→ Given problem
Count how many lines of the material below have the word "take" and give only the number.

[Collected data]
########
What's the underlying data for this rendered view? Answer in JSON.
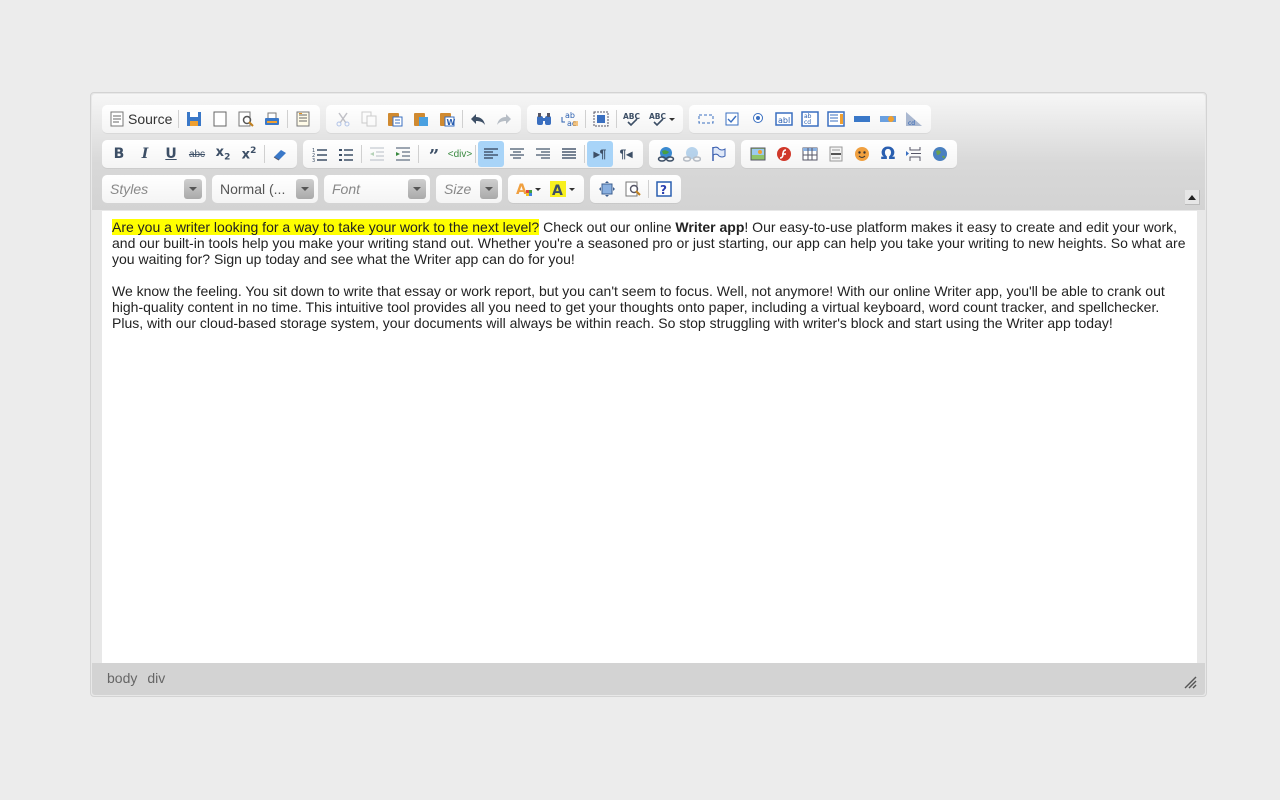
{
  "toolbar": {
    "row1": {
      "document": [
        {
          "name": "source",
          "label": "Source",
          "icon": "source-icon"
        },
        {
          "name": "save",
          "icon": "save-icon"
        },
        {
          "name": "new-page",
          "icon": "new-page-icon"
        },
        {
          "name": "preview",
          "icon": "preview-icon"
        },
        {
          "name": "print",
          "icon": "print-icon"
        },
        {
          "name": "templates",
          "icon": "templates-icon"
        }
      ],
      "clipboard": [
        "cut",
        "copy",
        "paste",
        "paste-text",
        "paste-from-word",
        "undo",
        "redo"
      ],
      "editing": [
        "find",
        "replace",
        "select-all",
        "spellcheck",
        "spellcheck-as-you-type"
      ],
      "forms": [
        "form",
        "checkbox",
        "radio",
        "text-field",
        "textarea",
        "select",
        "button",
        "image-button",
        "hidden-field"
      ]
    },
    "row2": {
      "basicstyles": [
        "bold",
        "italic",
        "underline",
        "strike",
        "subscript",
        "superscript",
        "remove-format"
      ],
      "paragraph": [
        "numbered-list",
        "bulleted-list",
        "outdent",
        "indent",
        "blockquote",
        "create-div",
        "align-left",
        "align-center",
        "align-right",
        "justify",
        "text-direction-ltr",
        "text-direction-rtl"
      ],
      "active": [
        "align-left",
        "text-direction-ltr"
      ],
      "links": [
        "link",
        "unlink",
        "anchor"
      ],
      "insert": [
        "image",
        "flash",
        "table",
        "horizontal-line",
        "smiley",
        "special-char",
        "page-break",
        "iframe"
      ]
    },
    "row3": {
      "styles": {
        "placeholder": "Styles"
      },
      "format": {
        "value": "Normal (..."
      },
      "font": {
        "placeholder": "Font"
      },
      "size": {
        "placeholder": "Size"
      },
      "colors": [
        "text-color",
        "background-color"
      ],
      "tools": [
        "maximize",
        "show-blocks",
        "about"
      ]
    }
  },
  "content": {
    "p1": {
      "highlight": "Are you a writer looking for a way to take your work to the next level?",
      "pre_bold": " Check out our online ",
      "bold": "Writer app",
      "rest": "! Our easy-to-use platform makes it easy to create and edit your work, and our built-in tools help you make your writing stand out. Whether you're a seasoned pro or just starting, our app can help you take your writing to new heights. So what are you waiting for? Sign up today and see what the Writer app can do for you!"
    },
    "p2": "We know the feeling. You sit down to write that essay or work report, but you can't seem to focus. Well, not anymore! With our online Writer app, you'll be able to crank out high-quality content in no time. This intuitive tool provides all you need to get your thoughts onto paper, including a virtual keyboard, word count tracker, and spellchecker. Plus, with our cloud-based storage system, your documents will always be within reach. So stop struggling with writer's block and start using the Writer app today!"
  },
  "elementspath": [
    "body",
    "div"
  ],
  "colors": {
    "highlight": "#ffff00",
    "active_button": "#a8d4f8",
    "accent_blue": "#2f6fb8"
  }
}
########
→ Task result
2